Task to complete
Go through the entries and transcribe each one exactly, dropping the pictures.

==== Material provided ====

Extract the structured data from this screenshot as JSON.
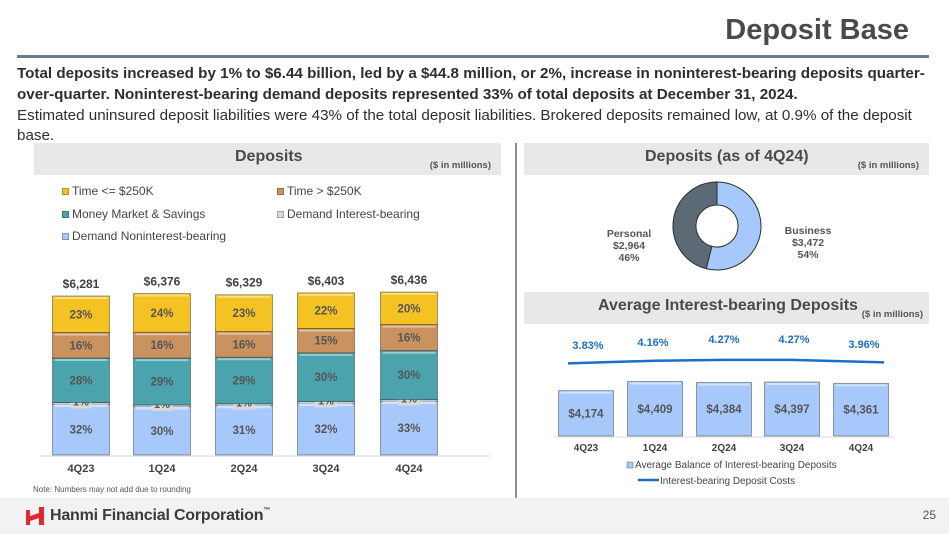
{
  "slide": {
    "title": "Deposit Base",
    "lead_bold": "Total deposits increased by 1% to $6.44 billion, led by a $44.8 million, or 2%, increase in noninterest-bearing deposits quarter-over-quarter. Noninterest-bearing demand deposits represented 33% of total deposits at December 31, 2024.",
    "lead_normal": "Estimated uninsured deposit liabilities were 43% of the total deposit liabilities. Brokered deposits remained low, at 0.9% of the deposit base.",
    "note": "Note: Numbers may not add due to rounding",
    "page_number": "25",
    "company": "Hanmi Financial Corporation",
    "company_mark": "™"
  },
  "colors": {
    "time_le_250k": "#f5c224",
    "time_gt_250k": "#c9925f",
    "money_market": "#4aa3ad",
    "demand_ib": "#d9d9d9",
    "demand_nib": "#a6c8fb",
    "personal": "#5b6a75",
    "business": "#a6c8fb",
    "cost_line": "#1a6fc4",
    "brand_red": "#e5262e"
  },
  "chart_data": [
    {
      "type": "bar",
      "stacked": true,
      "title": "Deposits",
      "unit_note": "($ in millions)",
      "categories": [
        "4Q23",
        "1Q24",
        "2Q24",
        "3Q24",
        "4Q24"
      ],
      "totals": [
        "$6,281",
        "$6,376",
        "$6,329",
        "$6,403",
        "$6,436"
      ],
      "total_values": [
        6281,
        6376,
        6329,
        6403,
        6436
      ],
      "legend_position": "top",
      "series": [
        {
          "name": "Demand Noninterest-bearing",
          "key": "demand_nib",
          "values": [
            32,
            30,
            31,
            32,
            33
          ],
          "labels": [
            "32%",
            "30%",
            "31%",
            "32%",
            "33%"
          ]
        },
        {
          "name": "Demand Interest-bearing",
          "key": "demand_ib",
          "values": [
            1,
            1,
            1,
            1,
            1
          ],
          "labels": [
            "1%",
            "1%",
            "1%",
            "1%",
            "1%"
          ]
        },
        {
          "name": "Money Market & Savings",
          "key": "money_market",
          "values": [
            28,
            29,
            29,
            30,
            30
          ],
          "labels": [
            "28%",
            "29%",
            "29%",
            "30%",
            "30%"
          ]
        },
        {
          "name": "Time > $250K",
          "key": "time_gt_250k",
          "values": [
            16,
            16,
            16,
            15,
            16
          ],
          "labels": [
            "16%",
            "16%",
            "16%",
            "15%",
            "16%"
          ]
        },
        {
          "name": "Time <= $250K",
          "key": "time_le_250k",
          "values": [
            23,
            24,
            23,
            22,
            20
          ],
          "labels": [
            "23%",
            "24%",
            "23%",
            "22%",
            "20%"
          ]
        }
      ],
      "legend": [
        "Time <= $250K",
        "Time > $250K",
        "Money Market & Savings",
        "Demand Interest-bearing",
        "Demand Noninterest-bearing"
      ]
    },
    {
      "type": "pie",
      "donut": true,
      "title": "Deposits (as of 4Q24)",
      "unit_note": "($ in millions)",
      "slices": [
        {
          "name": "Business",
          "value": 3472,
          "value_label": "$3,472",
          "percent": 54,
          "percent_label": "54%",
          "key": "business"
        },
        {
          "name": "Personal",
          "value": 2964,
          "value_label": "$2,964",
          "percent": 46,
          "percent_label": "46%",
          "key": "personal"
        }
      ]
    },
    {
      "type": "bar",
      "combo_line": true,
      "title": "Average Interest-bearing Deposits",
      "unit_note": "($ in millions)",
      "categories": [
        "4Q23",
        "1Q24",
        "2Q24",
        "3Q24",
        "4Q24"
      ],
      "series": [
        {
          "name": "Average Balance of Interest-bearing Deposits",
          "type": "bar",
          "values": [
            4174,
            4409,
            4384,
            4397,
            4361
          ],
          "labels": [
            "$4,174",
            "$4,409",
            "$4,384",
            "$4,397",
            "$4,361"
          ]
        },
        {
          "name": "Interest-bearing Deposit Costs",
          "type": "line",
          "values": [
            3.83,
            4.16,
            4.27,
            4.27,
            3.96
          ],
          "labels": [
            "3.83%",
            "4.16%",
            "4.27%",
            "4.27%",
            "3.96%"
          ]
        }
      ],
      "legend_position": "bottom"
    }
  ]
}
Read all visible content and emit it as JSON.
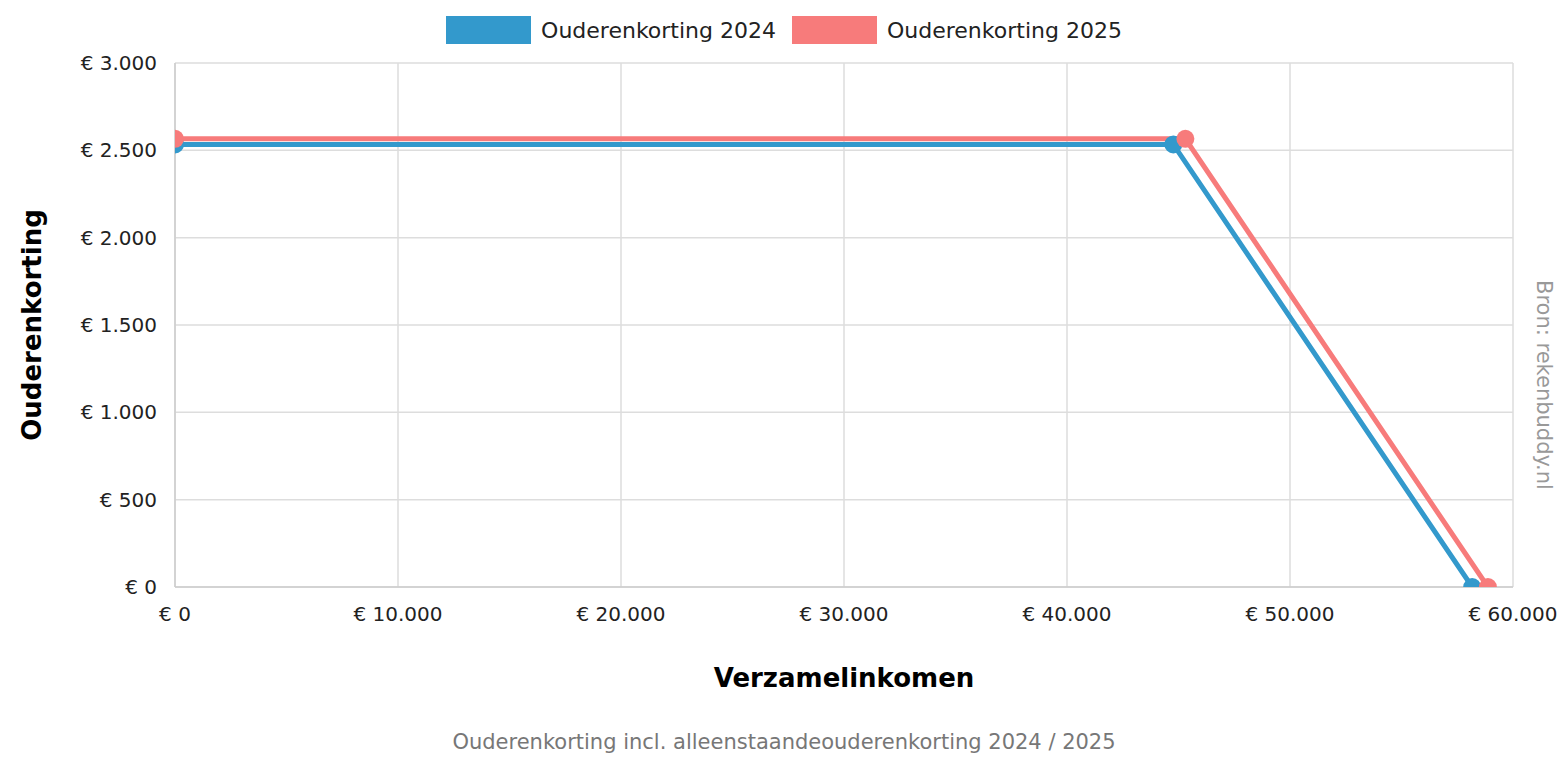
{
  "chart_data": {
    "type": "line",
    "title": "Ouderenkorting incl. alleenstaandeouderenkorting 2024 / 2025",
    "x_label": "Verzamelinkomen",
    "y_label": "Ouderenkorting",
    "annotation": "Bron: rekenbuddy.nl",
    "series": [
      {
        "name": "Ouderenkorting 2024",
        "color": "#3399cc",
        "x": [
          0,
          44770,
          58170
        ],
        "values": [
          2534,
          2534,
          0
        ]
      },
      {
        "name": "Ouderenkorting 2025",
        "color": "#f77b7b",
        "x": [
          0,
          45308,
          58875
        ],
        "values": [
          2566,
          2566,
          0
        ]
      }
    ],
    "xlim": [
      0,
      60000
    ],
    "xticks": [
      {
        "value": 0,
        "label": "€ 0"
      },
      {
        "value": 10000,
        "label": "€ 10.000"
      },
      {
        "value": 20000,
        "label": "€ 20.000"
      },
      {
        "value": 30000,
        "label": "€ 30.000"
      },
      {
        "value": 40000,
        "label": "€ 40.000"
      },
      {
        "value": 50000,
        "label": "€ 50.000"
      },
      {
        "value": 60000,
        "label": "€ 60.000"
      }
    ],
    "ylim": [
      0,
      3000
    ],
    "yticks": [
      {
        "value": 0,
        "label": "€ 0"
      },
      {
        "value": 500,
        "label": "€ 500"
      },
      {
        "value": 1000,
        "label": "€ 1.000"
      },
      {
        "value": 1500,
        "label": "€ 1.500"
      },
      {
        "value": 2000,
        "label": "€ 2.000"
      },
      {
        "value": 2500,
        "label": "€ 2.500"
      },
      {
        "value": 3000,
        "label": "€ 3.000"
      }
    ],
    "grid": true,
    "legend": "top",
    "marker": "circle"
  }
}
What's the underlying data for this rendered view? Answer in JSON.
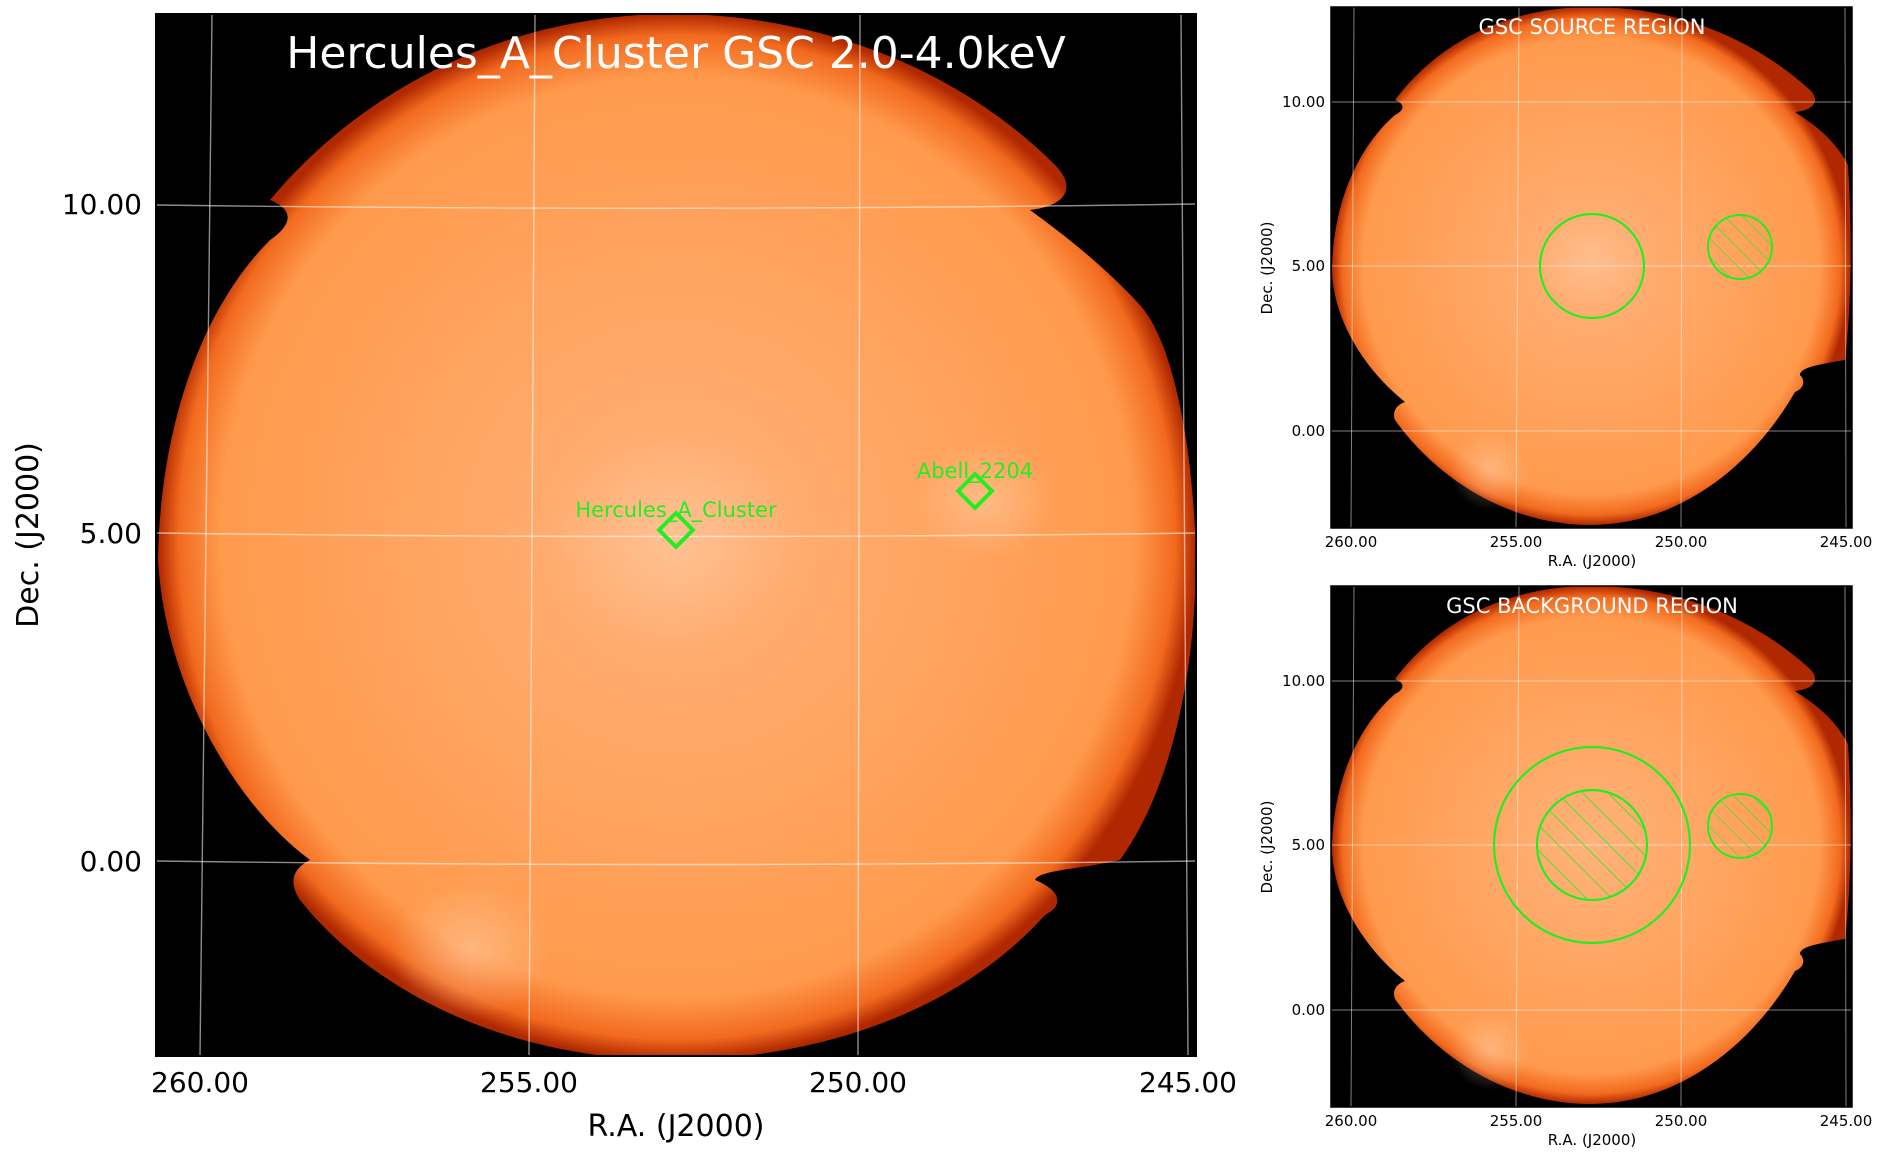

====

Solved problem
Extract the structured data from this screenshot as JSON.
{
  "slide": {
    "title": "Deposit Base",
    "lead_bold": "Total deposits increased by 1% to $6.44 billion, led by a $44.8 million, or 2%, increase in noninterest-bearing deposits quarter-over-quarter. Noninterest-bearing demand deposits represented 33% of total deposits at December 31, 2024.",
    "lead_normal": "Estimated uninsured deposit liabilities were 43% of the total deposit liabilities. Brokered deposits remained low, at 0.9% of the deposit base.",
    "note": "Note: Numbers may not add due to rounding",
    "page_number": "25",
    "company": "Hanmi Financial Corporation",
    "company_mark": "™"
  },
  "colors": {
    "time_le_250k": "#f5c224",
    "time_gt_250k": "#c9925f",
    "money_market": "#4aa3ad",
    "demand_ib": "#d9d9d9",
    "demand_nib": "#a6c8fb",
    "personal": "#5b6a75",
    "business": "#a6c8fb",
    "cost_line": "#1a6fc4",
    "brand_red": "#e5262e"
  },
  "chart_data": [
    {
      "type": "bar",
      "stacked": true,
      "title": "Deposits",
      "unit_note": "($ in millions)",
      "categories": [
        "4Q23",
        "1Q24",
        "2Q24",
        "3Q24",
        "4Q24"
      ],
      "totals": [
        "$6,281",
        "$6,376",
        "$6,329",
        "$6,403",
        "$6,436"
      ],
      "total_values": [
        6281,
        6376,
        6329,
        6403,
        6436
      ],
      "legend_position": "top",
      "series": [
        {
          "name": "Demand Noninterest-bearing",
          "key": "demand_nib",
          "values": [
            32,
            30,
            31,
            32,
            33
          ],
          "labels": [
            "32%",
            "30%",
            "31%",
            "32%",
            "33%"
          ]
        },
        {
          "name": "Demand Interest-bearing",
          "key": "demand_ib",
          "values": [
            1,
            1,
            1,
            1,
            1
          ],
          "labels": [
            "1%",
            "1%",
            "1%",
            "1%",
            "1%"
          ]
        },
        {
          "name": "Money Market & Savings",
          "key": "money_market",
          "values": [
            28,
            29,
            29,
            30,
            30
          ],
          "labels": [
            "28%",
            "29%",
            "29%",
            "30%",
            "30%"
          ]
        },
        {
          "name": "Time > $250K",
          "key": "time_gt_250k",
          "values": [
            16,
            16,
            16,
            15,
            16
          ],
          "labels": [
            "16%",
            "16%",
            "16%",
            "15%",
            "16%"
          ]
        },
        {
          "name": "Time <= $250K",
          "key": "time_le_250k",
          "values": [
            23,
            24,
            23,
            22,
            20
          ],
          "labels": [
            "23%",
            "24%",
            "23%",
            "22%",
            "20%"
          ]
        }
      ],
      "legend": [
        "Time <= $250K",
        "Time > $250K",
        "Money Market & Savings",
        "Demand Interest-bearing",
        "Demand Noninterest-bearing"
      ]
    },
    {
      "type": "pie",
      "donut": true,
      "title": "Deposits (as of 4Q24)",
      "unit_note": "($ in millions)",
      "slices": [
        {
          "name": "Business",
          "value": 3472,
          "value_label": "$3,472",
          "percent": 54,
          "percent_label": "54%",
          "key": "business"
        },
        {
          "name": "Personal",
          "value": 2964,
          "value_label": "$2,964",
          "percent": 46,
          "percent_label": "46%",
          "key": "personal"
        }
      ]
    },
    {
      "type": "bar",
      "combo_line": true,
      "title": "Average Interest-bearing Deposits",
      "unit_note": "($ in millions)",
      "categories": [
        "4Q23",
        "1Q24",
        "2Q24",
        "3Q24",
        "4Q24"
      ],
      "series": [
        {
          "name": "Average Balance of Interest-bearing Deposits",
          "type": "bar",
          "values": [
            4174,
            4409,
            4384,
            4397,
            4361
          ],
          "labels": [
            "$4,174",
            "$4,409",
            "$4,384",
            "$4,397",
            "$4,361"
          ]
        },
        {
          "name": "Interest-bearing Deposit Costs",
          "type": "line",
          "values": [
            3.83,
            4.16,
            4.27,
            4.27,
            3.96
          ],
          "labels": [
            "3.83%",
            "4.16%",
            "4.27%",
            "4.27%",
            "3.96%"
          ]
        }
      ],
      "legend_position": "bottom"
    }
  ]
}
Read all visible content and emit it as JSON.
{
  "chart_data": {
    "type": "line",
    "title": "Ouderenkorting incl. alleenstaandeouderenkorting 2024 / 2025",
    "x_label": "Verzamelinkomen",
    "y_label": "Ouderenkorting",
    "annotation": "Bron: rekenbuddy.nl",
    "series": [
      {
        "name": "Ouderenkorting 2024",
        "color": "#3399cc",
        "x": [
          0,
          44770,
          58170
        ],
        "values": [
          2534,
          2534,
          0
        ]
      },
      {
        "name": "Ouderenkorting 2025",
        "color": "#f77b7b",
        "x": [
          0,
          45308,
          58875
        ],
        "values": [
          2566,
          2566,
          0
        ]
      }
    ],
    "xlim": [
      0,
      60000
    ],
    "xticks": [
      {
        "value": 0,
        "label": "€ 0"
      },
      {
        "value": 10000,
        "label": "€ 10.000"
      },
      {
        "value": 20000,
        "label": "€ 20.000"
      },
      {
        "value": 30000,
        "label": "€ 30.000"
      },
      {
        "value": 40000,
        "label": "€ 40.000"
      },
      {
        "value": 50000,
        "label": "€ 50.000"
      },
      {
        "value": 60000,
        "label": "€ 60.000"
      }
    ],
    "ylim": [
      0,
      3000
    ],
    "yticks": [
      {
        "value": 0,
        "label": "€ 0"
      },
      {
        "value": 500,
        "label": "€ 500"
      },
      {
        "value": 1000,
        "label": "€ 1.000"
      },
      {
        "value": 1500,
        "label": "€ 1.500"
      },
      {
        "value": 2000,
        "label": "€ 2.000"
      },
      {
        "value": 2500,
        "label": "€ 2.500"
      },
      {
        "value": 3000,
        "label": "€ 3.000"
      }
    ],
    "grid": true,
    "legend": "top",
    "marker": "circle"
  }
}
What's the underlying data for this rendered view? Answer in JSON.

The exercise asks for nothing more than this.